Exercise brief
Could you transcribe the material below exactly, without leaving out a single line?

****

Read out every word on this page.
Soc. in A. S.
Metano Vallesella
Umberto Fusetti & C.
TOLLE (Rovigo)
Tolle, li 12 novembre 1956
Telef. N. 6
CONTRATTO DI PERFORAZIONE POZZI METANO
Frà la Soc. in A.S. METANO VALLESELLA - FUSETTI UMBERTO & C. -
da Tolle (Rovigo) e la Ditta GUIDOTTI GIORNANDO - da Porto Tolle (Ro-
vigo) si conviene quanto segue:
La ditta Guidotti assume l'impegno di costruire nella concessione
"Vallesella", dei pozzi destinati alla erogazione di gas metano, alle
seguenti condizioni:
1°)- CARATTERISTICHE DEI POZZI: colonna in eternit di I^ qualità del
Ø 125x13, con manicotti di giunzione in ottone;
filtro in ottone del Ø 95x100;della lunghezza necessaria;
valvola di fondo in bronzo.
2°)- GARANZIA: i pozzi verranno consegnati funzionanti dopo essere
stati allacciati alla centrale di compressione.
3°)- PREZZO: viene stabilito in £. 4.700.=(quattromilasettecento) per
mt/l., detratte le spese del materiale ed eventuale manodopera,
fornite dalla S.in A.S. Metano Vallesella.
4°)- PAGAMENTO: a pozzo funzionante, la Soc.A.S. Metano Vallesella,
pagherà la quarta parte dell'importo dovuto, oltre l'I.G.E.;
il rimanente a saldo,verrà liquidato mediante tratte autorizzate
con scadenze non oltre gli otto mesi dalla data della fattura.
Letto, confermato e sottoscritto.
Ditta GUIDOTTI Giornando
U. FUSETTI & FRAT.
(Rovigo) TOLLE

****

Full response
Read out every word on this page.
Soc. in A. S.
Metano Vallesella
Umberto Fusetti & C.
TOLLE (Rovigo)
Tolle, li 12 novembre 1956
Telef. N. 6
CONTRATTO DI PERFORAZIONE POZZI METANO
Frà la Soc. in A.S. METANO VALLESELLA - FUSETTI UMBERTO & C. -
da Tolle (Rovigo) e la Ditta GUIDOTTI GIORNANDO - da Porto Tolle (Ro-
vigo) si conviene quanto segue:
La ditta Guidotti assume l'impegno di costruire nella concessione
"Vallesella", dei pozzi destinati alla erogazione di gas metano, alle
seguenti condizioni:
1°)- CARATTERISTICHE DEI POZZI: colonna in eternit di I^ qualità del
Ø 125x13, con manicotti di giunzione in ottone;
filtro in ottone del Ø 95x100;della lunghezza necessaria;
valvola di fondo in bronzo.
2°)- GARANZIA: i pozzi verranno consegnati funzionanti dopo essere
stati allacciati alla centrale di compressione.
3°)- PREZZO: viene stabilito in £. 4.700.=(quattromilasettecento) per
mt/l., detratte le spese del materiale ed eventuale manodopera,
fornite dalla S.in A.S. Metano Vallesella.
4°)- PAGAMENTO: a pozzo funzionante, la Soc.A.S. Metano Vallesella,
pagherà la quarta parte dell'importo dovuto, oltre l'I.G.E.;
il rimanente a saldo,verrà liquidato mediante tratte autorizzate
con scadenze non oltre gli otto mesi dalla data della fattura.
Letto, confermato e sottoscritto.
Ditta GUIDOTTI Giornando
U. FUSETTI & FRAT.
(Rovigo) TOLLE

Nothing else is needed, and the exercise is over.